WHAT TO DO:
Repeat the listing in full, exactly as it stands.

★ ★ ★ ★

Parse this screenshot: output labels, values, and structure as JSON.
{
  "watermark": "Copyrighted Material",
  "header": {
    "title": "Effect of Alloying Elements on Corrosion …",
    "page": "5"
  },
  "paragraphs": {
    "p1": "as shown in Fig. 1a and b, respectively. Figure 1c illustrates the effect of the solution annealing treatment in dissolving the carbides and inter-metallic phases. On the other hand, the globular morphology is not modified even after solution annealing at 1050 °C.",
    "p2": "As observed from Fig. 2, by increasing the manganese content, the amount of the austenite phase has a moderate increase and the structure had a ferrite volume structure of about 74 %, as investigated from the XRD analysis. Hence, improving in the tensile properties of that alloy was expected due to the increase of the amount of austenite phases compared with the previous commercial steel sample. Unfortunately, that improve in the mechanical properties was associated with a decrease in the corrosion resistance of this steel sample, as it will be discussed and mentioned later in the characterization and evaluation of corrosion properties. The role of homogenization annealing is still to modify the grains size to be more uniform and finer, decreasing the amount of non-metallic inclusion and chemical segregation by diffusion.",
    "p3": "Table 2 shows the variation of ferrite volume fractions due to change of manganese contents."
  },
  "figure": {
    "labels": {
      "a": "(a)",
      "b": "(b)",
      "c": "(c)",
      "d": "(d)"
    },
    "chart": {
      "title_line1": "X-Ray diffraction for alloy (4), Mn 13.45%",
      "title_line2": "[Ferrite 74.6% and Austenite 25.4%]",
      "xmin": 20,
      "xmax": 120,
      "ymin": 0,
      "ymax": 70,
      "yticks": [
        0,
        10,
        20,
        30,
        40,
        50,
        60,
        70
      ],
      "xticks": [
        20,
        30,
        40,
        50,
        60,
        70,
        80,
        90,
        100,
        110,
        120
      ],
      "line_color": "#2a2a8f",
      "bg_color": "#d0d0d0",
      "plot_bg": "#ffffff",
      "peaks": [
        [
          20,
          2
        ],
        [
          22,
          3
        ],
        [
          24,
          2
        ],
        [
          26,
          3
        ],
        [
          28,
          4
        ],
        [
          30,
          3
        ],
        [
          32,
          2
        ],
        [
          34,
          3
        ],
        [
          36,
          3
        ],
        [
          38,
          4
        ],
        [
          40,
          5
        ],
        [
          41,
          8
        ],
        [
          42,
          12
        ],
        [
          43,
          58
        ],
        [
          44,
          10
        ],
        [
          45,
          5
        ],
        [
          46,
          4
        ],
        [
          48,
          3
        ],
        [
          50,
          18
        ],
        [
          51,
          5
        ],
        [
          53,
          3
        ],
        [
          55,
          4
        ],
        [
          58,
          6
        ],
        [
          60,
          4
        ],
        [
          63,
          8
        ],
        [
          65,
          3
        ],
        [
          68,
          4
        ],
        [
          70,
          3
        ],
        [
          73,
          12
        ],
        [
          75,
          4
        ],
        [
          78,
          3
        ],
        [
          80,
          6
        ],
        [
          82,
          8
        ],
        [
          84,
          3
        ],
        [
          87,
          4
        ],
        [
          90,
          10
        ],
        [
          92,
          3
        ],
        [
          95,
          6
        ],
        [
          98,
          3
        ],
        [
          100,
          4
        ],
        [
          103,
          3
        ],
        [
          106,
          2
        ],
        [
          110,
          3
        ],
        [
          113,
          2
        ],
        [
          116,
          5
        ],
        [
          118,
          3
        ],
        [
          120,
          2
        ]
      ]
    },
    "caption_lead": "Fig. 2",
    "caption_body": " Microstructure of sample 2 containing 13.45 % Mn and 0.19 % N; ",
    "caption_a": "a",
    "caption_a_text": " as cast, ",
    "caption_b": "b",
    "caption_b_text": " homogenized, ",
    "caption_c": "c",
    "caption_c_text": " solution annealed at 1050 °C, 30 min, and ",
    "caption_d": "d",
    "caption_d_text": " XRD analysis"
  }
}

★ ★ ★ ★

FULL RESPONSE:
Parse this screenshot: output labels, values, and structure as JSON.
{
  "watermark": "Copyrighted Material",
  "header": {
    "title": "Effect of Alloying Elements on Corrosion …",
    "page": "5"
  },
  "paragraphs": {
    "p1": "as shown in Fig. 1a and b, respectively. Figure 1c illustrates the effect of the solution annealing treatment in dissolving the carbides and inter-metallic phases. On the other hand, the globular morphology is not modified even after solution annealing at 1050 °C.",
    "p2": "As observed from Fig. 2, by increasing the manganese content, the amount of the austenite phase has a moderate increase and the structure had a ferrite volume structure of about 74 %, as investigated from the XRD analysis. Hence, improving in the tensile properties of that alloy was expected due to the increase of the amount of austenite phases compared with the previous commercial steel sample. Unfortunately, that improve in the mechanical properties was associated with a decrease in the corrosion resistance of this steel sample, as it will be discussed and mentioned later in the characterization and evaluation of corrosion properties. The role of homogenization annealing is still to modify the grains size to be more uniform and finer, decreasing the amount of non-metallic inclusion and chemical segregation by diffusion.",
    "p3": "Table 2 shows the variation of ferrite volume fractions due to change of manganese contents."
  },
  "figure": {
    "labels": {
      "a": "(a)",
      "b": "(b)",
      "c": "(c)",
      "d": "(d)"
    },
    "chart": {
      "title_line1": "X-Ray diffraction for alloy (4), Mn 13.45%",
      "title_line2": "[Ferrite 74.6% and Austenite 25.4%]",
      "xmin": 20,
      "xmax": 120,
      "ymin": 0,
      "ymax": 70,
      "yticks": [
        0,
        10,
        20,
        30,
        40,
        50,
        60,
        70
      ],
      "xticks": [
        20,
        30,
        40,
        50,
        60,
        70,
        80,
        90,
        100,
        110,
        120
      ],
      "line_color": "#2a2a8f",
      "bg_color": "#d0d0d0",
      "plot_bg": "#ffffff",
      "peaks": [
        [
          20,
          2
        ],
        [
          22,
          3
        ],
        [
          24,
          2
        ],
        [
          26,
          3
        ],
        [
          28,
          4
        ],
        [
          30,
          3
        ],
        [
          32,
          2
        ],
        [
          34,
          3
        ],
        [
          36,
          3
        ],
        [
          38,
          4
        ],
        [
          40,
          5
        ],
        [
          41,
          8
        ],
        [
          42,
          12
        ],
        [
          43,
          58
        ],
        [
          44,
          10
        ],
        [
          45,
          5
        ],
        [
          46,
          4
        ],
        [
          48,
          3
        ],
        [
          50,
          18
        ],
        [
          51,
          5
        ],
        [
          53,
          3
        ],
        [
          55,
          4
        ],
        [
          58,
          6
        ],
        [
          60,
          4
        ],
        [
          63,
          8
        ],
        [
          65,
          3
        ],
        [
          68,
          4
        ],
        [
          70,
          3
        ],
        [
          73,
          12
        ],
        [
          75,
          4
        ],
        [
          78,
          3
        ],
        [
          80,
          6
        ],
        [
          82,
          8
        ],
        [
          84,
          3
        ],
        [
          87,
          4
        ],
        [
          90,
          10
        ],
        [
          92,
          3
        ],
        [
          95,
          6
        ],
        [
          98,
          3
        ],
        [
          100,
          4
        ],
        [
          103,
          3
        ],
        [
          106,
          2
        ],
        [
          110,
          3
        ],
        [
          113,
          2
        ],
        [
          116,
          5
        ],
        [
          118,
          3
        ],
        [
          120,
          2
        ]
      ]
    },
    "caption_lead": "Fig. 2",
    "caption_body": " Microstructure of sample 2 containing 13.45 % Mn and 0.19 % N; ",
    "caption_a": "a",
    "caption_a_text": " as cast, ",
    "caption_b": "b",
    "caption_b_text": " homogenized, ",
    "caption_c": "c",
    "caption_c_text": " solution annealed at 1050 °C, 30 min, and ",
    "caption_d": "d",
    "caption_d_text": " XRD analysis"
  }
}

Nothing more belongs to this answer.